Work to do: Identify the lines that include the word "totalspread", then copy all of them.

Exercise materials:
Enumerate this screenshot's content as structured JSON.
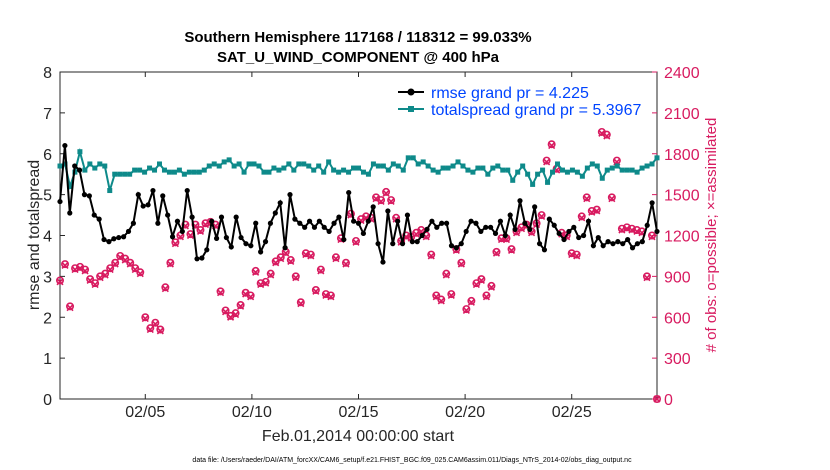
{
  "chart_data": {
    "type": "line",
    "title_line1": "Southern Hemisphere 117168 / 118312 = 99.033%",
    "title_line2": "SAT_U_WIND_COMPONENT @ 400 hPa",
    "xlabel": "Feb.01,2014 00:00:00 start",
    "ylabel": "rmse and totalspread",
    "y2label": "# of obs: o=possible; ×=assimilated",
    "footer": "data file: /Users/raeder/DAI/ATM_forcXX/CAM6_setup/f.e21.FHIST_BGC.f09_025.CAM6assim.011/Diags_NTrS_2014-02/obs_diag_output.nc",
    "xlim": [
      1,
      29
    ],
    "ylim": [
      0,
      8
    ],
    "y2lim": [
      0,
      2400
    ],
    "xticks": [
      5,
      10,
      15,
      20,
      25
    ],
    "xticklabels": [
      "02/05",
      "02/10",
      "02/15",
      "02/20",
      "02/25"
    ],
    "yticks": [
      0,
      1,
      2,
      3,
      4,
      5,
      6,
      7,
      8
    ],
    "y2ticks": [
      0,
      300,
      600,
      900,
      1200,
      1500,
      1800,
      2100,
      2400
    ],
    "legend": [
      "rmse grand pr = 4.225",
      "totalspread grand pr = 5.3967"
    ],
    "colors": {
      "rmse": "#000000",
      "spread": "#0e8a8a",
      "obs": "#d81b60",
      "legend_text": "#0044ff",
      "axis": "#262626"
    },
    "series": [
      {
        "name": "rmse",
        "values": [
          4.83,
          6.2,
          4.55,
          5.7,
          5.6,
          5.0,
          4.97,
          4.5,
          4.4,
          3.9,
          3.85,
          3.92,
          3.95,
          3.97,
          4.1,
          4.3,
          5.0,
          4.72,
          4.75,
          5.1,
          4.3,
          4.97,
          4.5,
          3.97,
          4.35,
          4.1,
          5.1,
          4.45,
          3.43,
          3.45,
          3.65,
          4.35,
          3.93,
          4.45,
          3.95,
          3.72,
          4.45,
          3.95,
          3.8,
          3.75,
          4.3,
          3.6,
          3.85,
          4.3,
          4.55,
          4.8,
          3.7,
          5.0,
          4.4,
          4.3,
          4.2,
          4.35,
          4.2,
          4.35,
          4.2,
          4.1,
          4.3,
          4.45,
          3.9,
          5.05,
          4.35,
          4.3,
          4.05,
          4.35,
          4.7,
          3.8,
          3.35,
          4.6,
          3.8,
          4.35,
          3.8,
          4.5,
          3.85,
          3.85,
          4.0,
          4.15,
          4.35,
          4.2,
          4.3,
          4.3,
          3.75,
          3.7,
          3.8,
          4.1,
          4.35,
          4.3,
          4.1,
          4.2,
          4.2,
          4.05,
          4.35,
          4.0,
          4.5,
          4.15,
          4.85,
          4.3,
          4.15,
          4.7,
          3.8,
          3.65,
          4.4,
          4.25,
          4.05,
          3.9,
          4.1,
          4.2,
          3.95,
          4.0,
          4.35,
          3.75,
          3.95,
          3.75,
          3.85,
          3.8,
          3.85,
          3.8,
          3.9,
          3.7,
          3.8,
          3.85,
          4.25,
          4.8,
          4.1
        ]
      },
      {
        "name": "totalspread",
        "values": [
          5.7,
          5.75,
          5.2,
          5.55,
          6.05,
          5.6,
          5.75,
          5.65,
          5.75,
          5.7,
          5.1,
          5.5,
          5.5,
          5.5,
          5.5,
          5.6,
          5.6,
          5.55,
          5.65,
          5.6,
          5.75,
          5.6,
          5.55,
          5.55,
          5.6,
          5.5,
          5.55,
          5.55,
          5.55,
          5.6,
          5.7,
          5.75,
          5.7,
          5.8,
          5.85,
          5.7,
          5.75,
          5.55,
          5.75,
          5.75,
          5.7,
          5.55,
          5.55,
          5.65,
          5.6,
          5.65,
          5.75,
          5.6,
          5.75,
          5.75,
          5.7,
          5.6,
          5.7,
          5.55,
          5.8,
          5.6,
          5.55,
          5.6,
          5.55,
          5.65,
          5.65,
          5.55,
          5.5,
          5.75,
          5.7,
          5.7,
          5.6,
          5.75,
          5.7,
          5.6,
          5.9,
          5.9,
          5.75,
          5.8,
          5.7,
          5.6,
          5.55,
          5.65,
          5.65,
          5.7,
          5.8,
          5.7,
          5.6,
          5.55,
          5.65,
          5.65,
          5.5,
          5.65,
          5.7,
          5.6,
          5.6,
          5.35,
          5.55,
          5.7,
          5.5,
          5.25,
          5.5,
          5.6,
          5.3,
          5.55,
          5.75,
          5.6,
          5.55,
          5.6,
          5.55,
          5.45,
          5.65,
          5.75,
          5.7,
          5.4,
          5.6,
          5.65,
          5.7,
          5.6,
          5.6,
          5.6,
          5.55,
          5.65,
          5.7,
          5.75,
          5.9
        ]
      },
      {
        "name": "obs_possible",
        "values": [
          870,
          990,
          680,
          960,
          970,
          950,
          880,
          850,
          900,
          920,
          960,
          1000,
          1050,
          1030,
          1000,
          960,
          930,
          600,
          520,
          560,
          510,
          820,
          1000,
          1150,
          1200,
          1280,
          1210,
          1280,
          1240,
          1290,
          1300,
          1280,
          790,
          650,
          610,
          630,
          690,
          780,
          760,
          940,
          850,
          860,
          920,
          1010,
          1040,
          1080,
          1020,
          900,
          710,
          1070,
          1060,
          800,
          950,
          770,
          760,
          1040,
          1180,
          1000,
          1360,
          1160,
          1320,
          1340,
          1330,
          1480,
          1460,
          1520,
          1460,
          1330,
          1160,
          1200,
          1190,
          1220,
          1240,
          1200,
          1060,
          760,
          730,
          920,
          770,
          1100,
          1000,
          660,
          720,
          850,
          880,
          760,
          830,
          1080,
          1180,
          1180,
          1100,
          1230,
          1260,
          1280,
          1230,
          1290,
          1350,
          1750,
          1870,
          1690,
          1220,
          1200,
          1070,
          1060,
          1340,
          1480,
          1380,
          1390,
          1960,
          1940,
          1480,
          1750,
          1250,
          1260,
          1250,
          1240,
          1230,
          900,
          1200,
          0
        ]
      },
      {
        "name": "obs_assimilated",
        "values": [
          860,
          980,
          670,
          950,
          960,
          940,
          870,
          840,
          890,
          910,
          950,
          990,
          1040,
          1020,
          990,
          950,
          920,
          590,
          510,
          550,
          500,
          810,
          990,
          1140,
          1190,
          1270,
          1200,
          1270,
          1230,
          1280,
          1290,
          1270,
          780,
          640,
          600,
          620,
          680,
          770,
          750,
          930,
          840,
          850,
          910,
          1000,
          1030,
          1070,
          1010,
          890,
          700,
          1060,
          1050,
          790,
          940,
          760,
          750,
          1030,
          1170,
          990,
          1350,
          1150,
          1310,
          1330,
          1320,
          1470,
          1450,
          1510,
          1450,
          1320,
          1150,
          1190,
          1180,
          1210,
          1230,
          1190,
          1050,
          750,
          720,
          910,
          760,
          1090,
          990,
          650,
          710,
          840,
          870,
          750,
          820,
          1070,
          1170,
          1170,
          1090,
          1220,
          1250,
          1270,
          1220,
          1280,
          1340,
          1740,
          1860,
          1680,
          1210,
          1190,
          1060,
          1050,
          1330,
          1470,
          1370,
          1380,
          1950,
          1930,
          1470,
          1740,
          1240,
          1250,
          1240,
          1230,
          1220,
          890,
          1190,
          0
        ]
      }
    ]
  }
}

Written answer:
    "ylabel": "rmse and totalspread",
      "totalspread grand pr = 5.3967"
        "name": "totalspread",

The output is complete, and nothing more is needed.